## SHORT TASK A
What objective value does the solver output in the Python traceback excerpt report?

## GIVEN PASSAGE
I'm using Python 2.7.13 :: Continuum Analytics, Inc. The coverage plot shows proper allele names.
I added

def get_types(allele_id):
    allele_id = str(allele_id)
    aa = allele_id.split('_')
    if len(aa) == 1:
        return table.loc[aa[0]]['4digit']
    else:
        return table.loc[aa[0]]['4digit']  #+ '/' + table.loc[aa[1]]['4digit']

output

...
Result - Optimal solution found

Objective value:                -1135.19200000
Enumerated nodes:               0
Total iterations:               0
Time (CPU seconds):             0.02
Time (Wallclock seconds):       0.02

Total time (CPU seconds):       0.02   (Wallclock seconds):       0.02


 0:00:40.91 Result dataframe has been constructed...
Traceback (most recent call last):
  File "/rsrch2/ccp_rsch/kchang3/software/OptiType/OptiTypePipeline.py", line 411, in <module>
    result_4digit = result.applymap(get_types)
  File "/rsrch2/ccp_rsch/kchang3/.conda/envs/optitype-env/lib/python2.7/site-packages/pandas/core/frame.py", line 445
3, in applymap
    return self.apply(infer)
  File "/rsrch2/ccp_rsch/kchang3/.conda/envs/optitype-env/lib/python2.7/site-packages/pandas/core/frame.py", line 426
2, in apply
    ignore_failures=ignore_failures)
  File "/rsrch2/ccp_rsch/kchang3/.conda/envs/optitype-env/lib/python2.7/site-packages/pandas/core/frame.py", line 435
8, in _apply_standard
    results[i] = func(v)
  File "/rsrch2/ccp_rsch/kchang3/.conda/envs/optitype-env/lib/python2.7/site-packages/pandas/core/frame.py", line 445
1, in infer
    return lib.map_infer(x.asobject, func)
  File "pandas/_libs/src/inference.pyx", line 1574, in pandas._libs.lib.map_infer (pandas/_libs/lib.c:66645)
  File "/rsrch2/ccp_rsch/kchang3/software/OptiType/OptiTypePipeline.py", line 157, in get_types
    return table.loc[aa[0]]['4digit']
  File "/rsrch2/ccp_rsch/kchang3/.conda/envs/optitype-env/lib/python2.7/site-packages/pandas/core/indexing.py", line
1328, in __getitem__
    return self._getitem_axis(key, axis=0)
  File "/rsrch2/ccp_rsch/kchang3/.conda/envs/optitype-env/lib/python2.7/site-packages/pandas/core/indexing.py", line
1551, in _getitem_axis
    self._has_valid_type(key, axis)
  File "/rsrch2/ccp_rsch/kchang3/.conda/envs/optitype-env/lib/python2.7/site-packages/pandas/core/indexing.py", line
1442, in _has_valid_type
    error()

## SUPPLIED RECORDS
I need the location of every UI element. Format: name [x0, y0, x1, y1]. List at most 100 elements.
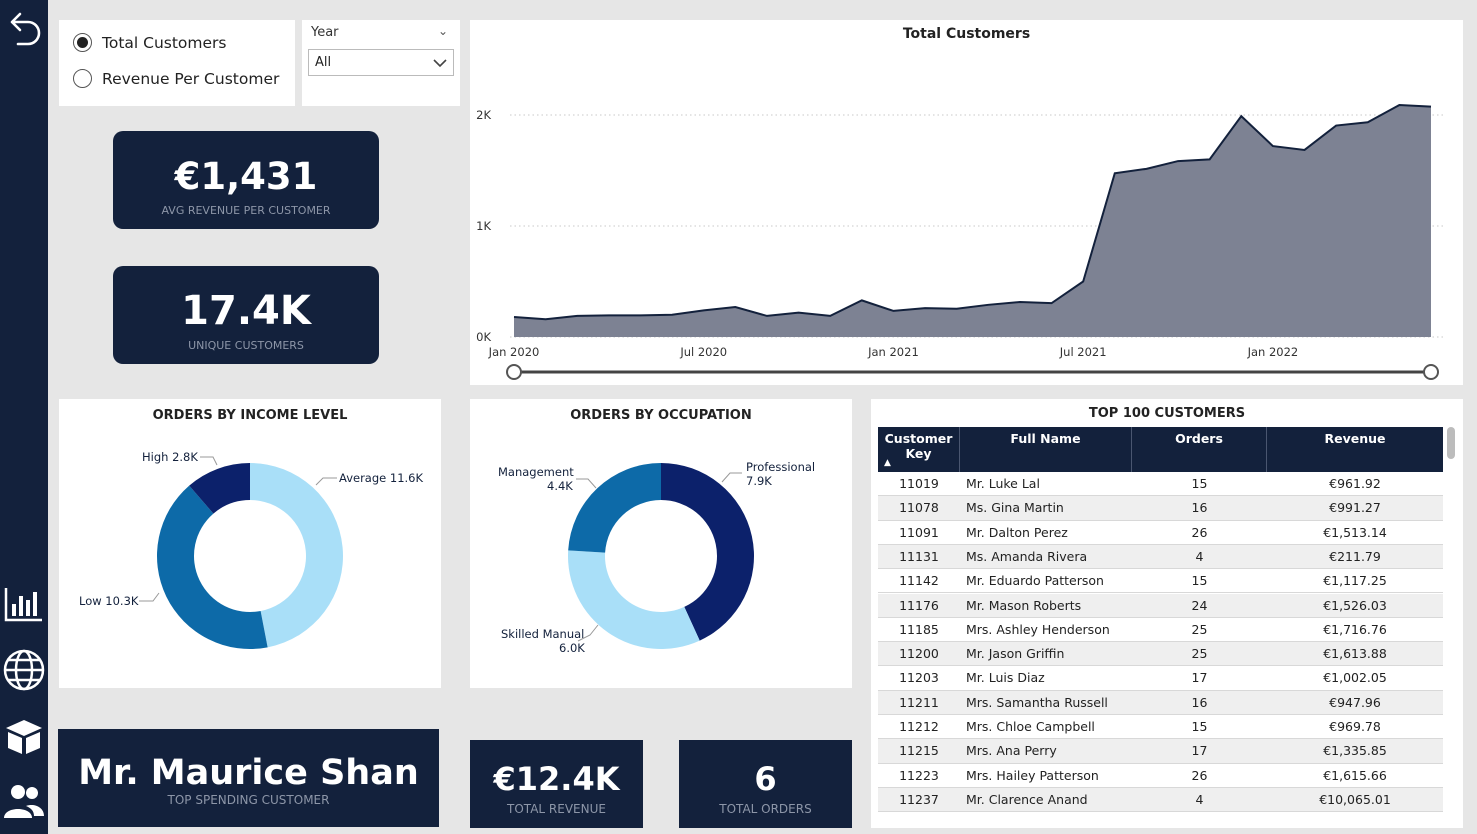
...
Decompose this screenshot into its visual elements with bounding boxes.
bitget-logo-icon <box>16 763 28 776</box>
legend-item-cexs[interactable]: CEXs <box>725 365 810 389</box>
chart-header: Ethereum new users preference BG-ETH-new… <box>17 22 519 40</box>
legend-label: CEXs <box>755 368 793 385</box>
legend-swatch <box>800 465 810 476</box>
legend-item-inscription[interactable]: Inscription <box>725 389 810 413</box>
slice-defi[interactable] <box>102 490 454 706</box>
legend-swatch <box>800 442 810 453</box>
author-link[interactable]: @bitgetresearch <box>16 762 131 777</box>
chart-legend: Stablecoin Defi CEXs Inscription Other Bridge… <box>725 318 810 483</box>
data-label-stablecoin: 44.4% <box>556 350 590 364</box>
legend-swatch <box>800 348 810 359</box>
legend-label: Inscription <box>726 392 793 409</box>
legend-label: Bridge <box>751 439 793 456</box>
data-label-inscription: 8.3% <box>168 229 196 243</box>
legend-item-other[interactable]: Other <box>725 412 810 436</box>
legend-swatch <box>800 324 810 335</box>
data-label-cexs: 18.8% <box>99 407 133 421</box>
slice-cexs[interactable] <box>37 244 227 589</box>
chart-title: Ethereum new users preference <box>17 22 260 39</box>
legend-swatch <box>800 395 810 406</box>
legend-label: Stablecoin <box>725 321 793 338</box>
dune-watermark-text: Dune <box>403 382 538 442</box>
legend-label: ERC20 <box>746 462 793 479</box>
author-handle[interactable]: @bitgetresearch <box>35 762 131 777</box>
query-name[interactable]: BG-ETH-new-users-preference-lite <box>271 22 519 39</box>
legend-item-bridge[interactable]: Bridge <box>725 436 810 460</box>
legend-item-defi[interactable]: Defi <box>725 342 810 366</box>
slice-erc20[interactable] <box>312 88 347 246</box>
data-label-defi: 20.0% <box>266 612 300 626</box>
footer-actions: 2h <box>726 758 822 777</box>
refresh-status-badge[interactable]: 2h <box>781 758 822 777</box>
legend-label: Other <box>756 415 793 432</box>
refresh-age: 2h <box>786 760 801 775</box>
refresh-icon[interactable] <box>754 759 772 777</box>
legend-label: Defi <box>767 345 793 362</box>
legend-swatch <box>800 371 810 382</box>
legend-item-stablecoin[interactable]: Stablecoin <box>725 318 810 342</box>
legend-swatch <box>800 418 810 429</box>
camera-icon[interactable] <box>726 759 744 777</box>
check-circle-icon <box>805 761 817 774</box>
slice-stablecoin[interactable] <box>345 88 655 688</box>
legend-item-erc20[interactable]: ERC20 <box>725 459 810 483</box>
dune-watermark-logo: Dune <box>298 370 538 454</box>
---
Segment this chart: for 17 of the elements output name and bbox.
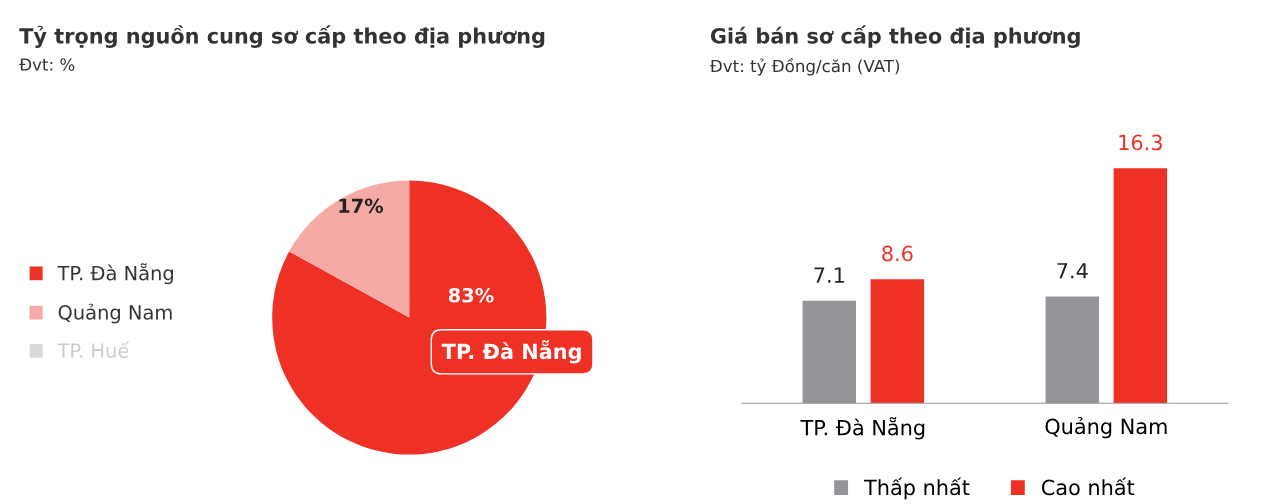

## SHORT TASK B
Locate every line of the records that contains the string "Other", treating uppercase and lowercase as different, and copy each of those lines.

## WORKED ANSWER A
-1135.19200000

## WORKED ANSWER B
chart-legend: Stablecoin Defi CEXs Inscription Other Bridge… <box>725 318 810 483</box>
legend-item-other[interactable]: Other <box>725 412 810 436</box>
legend-label: Other <box>756 415 793 432</box>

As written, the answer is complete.